**WRITTEN INSTRUCTION:** Will you output all of the data below exactly, omitting the images?

**DATA SECTION:**
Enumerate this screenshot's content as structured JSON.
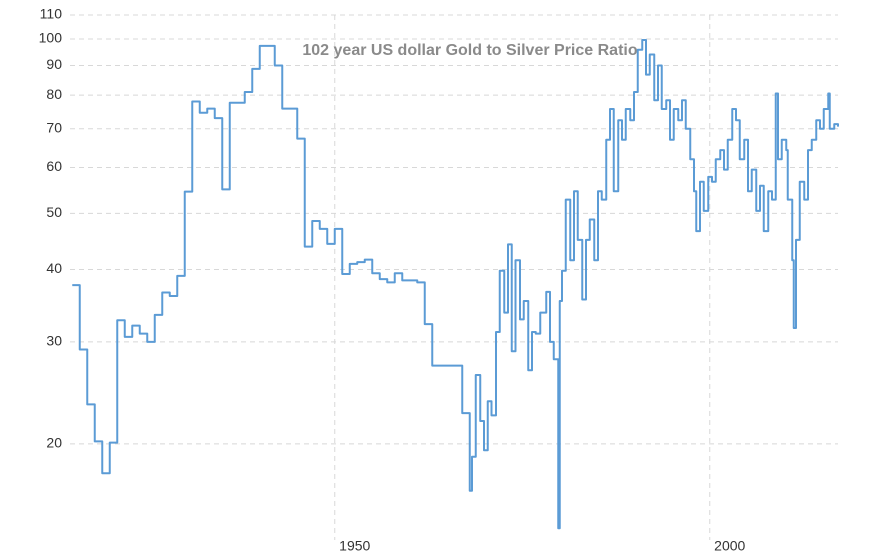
{
  "chart_data": {
    "type": "line",
    "title": "102 year US dollar Gold to Silver Price Ratio",
    "color": "#5b9bd5",
    "step": true,
    "log_y": true,
    "grid": true,
    "xlim": [
      1914.7,
      2017.1
    ],
    "xticks": [
      1950,
      2000
    ],
    "ylim": [
      13.65,
      110
    ],
    "yticks": [
      20,
      30,
      40,
      50,
      60,
      70,
      80,
      90,
      100,
      110
    ],
    "x": [
      1915,
      1916,
      1917,
      1918,
      1919,
      1920,
      1921,
      1922,
      1923,
      1924,
      1925,
      1926,
      1927,
      1928,
      1929,
      1930,
      1931,
      1932,
      1933,
      1934,
      1935,
      1936,
      1937,
      1938,
      1939,
      1940,
      1941,
      1942,
      1943,
      1944,
      1945,
      1946,
      1947,
      1948,
      1949,
      1950,
      1951,
      1952,
      1953,
      1954,
      1955,
      1956,
      1957,
      1958,
      1959,
      1960,
      1961,
      1962,
      1963,
      1964,
      1965,
      1966,
      1967,
      1968.0,
      1968.3,
      1968.8,
      1969.4,
      1969.9,
      1970.4,
      1970.9,
      1971.5,
      1972.0,
      1972.6,
      1973.1,
      1973.6,
      1974.1,
      1974.7,
      1975.2,
      1975.8,
      1976.3,
      1976.8,
      1977.4,
      1978.2,
      1978.7,
      1979.2,
      1979.8,
      1980.0,
      1980.3,
      1980.8,
      1981.4,
      1981.9,
      1982.4,
      1983.0,
      1983.5,
      1984.0,
      1984.6,
      1985.1,
      1985.6,
      1986.2,
      1986.7,
      1987.2,
      1987.8,
      1988.3,
      1988.8,
      1989.4,
      1989.9,
      1990.4,
      1991.0,
      1991.5,
      1992.0,
      1992.6,
      1993.1,
      1993.6,
      1994.2,
      1994.7,
      1995.2,
      1995.8,
      1996.3,
      1996.8,
      1997.4,
      1997.9,
      1998.2,
      1998.7,
      1999.2,
      1999.8,
      2000.3,
      2000.8,
      2001.4,
      2001.9,
      2002.4,
      2003.0,
      2003.5,
      2004.0,
      2004.6,
      2005.1,
      2005.6,
      2006.2,
      2006.7,
      2007.2,
      2007.8,
      2008.3,
      2008.8,
      2009.1,
      2009.6,
      2010.2,
      2010.4,
      2011.0,
      2011.2,
      2011.5,
      2012.0,
      2012.6,
      2013.1,
      2013.6,
      2014.2,
      2014.7,
      2015.2,
      2015.8,
      2016.0,
      2016.6,
      2017.1
    ],
    "values": [
      37.6,
      29.1,
      23.4,
      20.2,
      17.8,
      20.1,
      32.7,
      30.6,
      32.0,
      31.0,
      30.0,
      33.4,
      36.5,
      36.0,
      39.0,
      54.5,
      78,
      74.6,
      75.8,
      73,
      55,
      77.6,
      77.6,
      81,
      88.8,
      97.3,
      97.3,
      90,
      75.8,
      75.8,
      67.3,
      43.8,
      48.5,
      47,
      44.3,
      47,
      39.3,
      40.9,
      41.2,
      41.6,
      39.4,
      38.5,
      38.0,
      39.4,
      38.3,
      38.3,
      38.0,
      32.2,
      27.3,
      27.3,
      27.3,
      27.3,
      22.6,
      16.6,
      19,
      26.3,
      21.9,
      19.5,
      23.7,
      22.4,
      31.2,
      39.8,
      33.7,
      44.2,
      28.9,
      41.5,
      32.8,
      35.3,
      26.8,
      31.2,
      31,
      33.7,
      36.6,
      30,
      28,
      14.3,
      35.3,
      39.8,
      52.8,
      41.5,
      54.6,
      45,
      35.5,
      45,
      48.8,
      41.5,
      54.6,
      52.8,
      67,
      75.7,
      54.6,
      72.4,
      67,
      75.7,
      72.4,
      81,
      95.8,
      99.6,
      86.8,
      94,
      78.4,
      90,
      75.7,
      78.4,
      67,
      75.7,
      72.4,
      78.4,
      70,
      62,
      54.6,
      46.6,
      56.7,
      50.5,
      57.8,
      56.7,
      62,
      64.3,
      59.5,
      67,
      75.7,
      72.4,
      62,
      67,
      54.6,
      59.5,
      50.5,
      55.8,
      46.6,
      54.6,
      52.8,
      80.5,
      62,
      67,
      64.3,
      52.8,
      41.5,
      31.7,
      45,
      56.7,
      52.8,
      64.3,
      67,
      72.4,
      70,
      75.7,
      80.5,
      70,
      71.3,
      70.6
    ]
  }
}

**PROBLEM SOLUTION:**
Enumerate this screenshot's content as structured JSON.
{
  "chart_data": {
    "type": "line",
    "title": "102 year US dollar Gold to Silver Price Ratio",
    "color": "#5b9bd5",
    "step": true,
    "log_y": true,
    "grid": true,
    "xlim": [
      1914.7,
      2017.1
    ],
    "xticks": [
      1950,
      2000
    ],
    "ylim": [
      13.65,
      110
    ],
    "yticks": [
      20,
      30,
      40,
      50,
      60,
      70,
      80,
      90,
      100,
      110
    ],
    "x": [
      1915,
      1916,
      1917,
      1918,
      1919,
      1920,
      1921,
      1922,
      1923,
      1924,
      1925,
      1926,
      1927,
      1928,
      1929,
      1930,
      1931,
      1932,
      1933,
      1934,
      1935,
      1936,
      1937,
      1938,
      1939,
      1940,
      1941,
      1942,
      1943,
      1944,
      1945,
      1946,
      1947,
      1948,
      1949,
      1950,
      1951,
      1952,
      1953,
      1954,
      1955,
      1956,
      1957,
      1958,
      1959,
      1960,
      1961,
      1962,
      1963,
      1964,
      1965,
      1966,
      1967,
      1968.0,
      1968.3,
      1968.8,
      1969.4,
      1969.9,
      1970.4,
      1970.9,
      1971.5,
      1972.0,
      1972.6,
      1973.1,
      1973.6,
      1974.1,
      1974.7,
      1975.2,
      1975.8,
      1976.3,
      1976.8,
      1977.4,
      1978.2,
      1978.7,
      1979.2,
      1979.8,
      1980.0,
      1980.3,
      1980.8,
      1981.4,
      1981.9,
      1982.4,
      1983.0,
      1983.5,
      1984.0,
      1984.6,
      1985.1,
      1985.6,
      1986.2,
      1986.7,
      1987.2,
      1987.8,
      1988.3,
      1988.8,
      1989.4,
      1989.9,
      1990.4,
      1991.0,
      1991.5,
      1992.0,
      1992.6,
      1993.1,
      1993.6,
      1994.2,
      1994.7,
      1995.2,
      1995.8,
      1996.3,
      1996.8,
      1997.4,
      1997.9,
      1998.2,
      1998.7,
      1999.2,
      1999.8,
      2000.3,
      2000.8,
      2001.4,
      2001.9,
      2002.4,
      2003.0,
      2003.5,
      2004.0,
      2004.6,
      2005.1,
      2005.6,
      2006.2,
      2006.7,
      2007.2,
      2007.8,
      2008.3,
      2008.8,
      2009.1,
      2009.6,
      2010.2,
      2010.4,
      2011.0,
      2011.2,
      2011.5,
      2012.0,
      2012.6,
      2013.1,
      2013.6,
      2014.2,
      2014.7,
      2015.2,
      2015.8,
      2016.0,
      2016.6,
      2017.1
    ],
    "values": [
      37.6,
      29.1,
      23.4,
      20.2,
      17.8,
      20.1,
      32.7,
      30.6,
      32.0,
      31.0,
      30.0,
      33.4,
      36.5,
      36.0,
      39.0,
      54.5,
      78,
      74.6,
      75.8,
      73,
      55,
      77.6,
      77.6,
      81,
      88.8,
      97.3,
      97.3,
      90,
      75.8,
      75.8,
      67.3,
      43.8,
      48.5,
      47,
      44.3,
      47,
      39.3,
      40.9,
      41.2,
      41.6,
      39.4,
      38.5,
      38.0,
      39.4,
      38.3,
      38.3,
      38.0,
      32.2,
      27.3,
      27.3,
      27.3,
      27.3,
      22.6,
      16.6,
      19,
      26.3,
      21.9,
      19.5,
      23.7,
      22.4,
      31.2,
      39.8,
      33.7,
      44.2,
      28.9,
      41.5,
      32.8,
      35.3,
      26.8,
      31.2,
      31,
      33.7,
      36.6,
      30,
      28,
      14.3,
      35.3,
      39.8,
      52.8,
      41.5,
      54.6,
      45,
      35.5,
      45,
      48.8,
      41.5,
      54.6,
      52.8,
      67,
      75.7,
      54.6,
      72.4,
      67,
      75.7,
      72.4,
      81,
      95.8,
      99.6,
      86.8,
      94,
      78.4,
      90,
      75.7,
      78.4,
      67,
      75.7,
      72.4,
      78.4,
      70,
      62,
      54.6,
      46.6,
      56.7,
      50.5,
      57.8,
      56.7,
      62,
      64.3,
      59.5,
      67,
      75.7,
      72.4,
      62,
      67,
      54.6,
      59.5,
      50.5,
      55.8,
      46.6,
      54.6,
      52.8,
      80.5,
      62,
      67,
      64.3,
      52.8,
      41.5,
      31.7,
      45,
      56.7,
      52.8,
      64.3,
      67,
      72.4,
      70,
      75.7,
      80.5,
      70,
      71.3,
      70.6
    ]
  }
}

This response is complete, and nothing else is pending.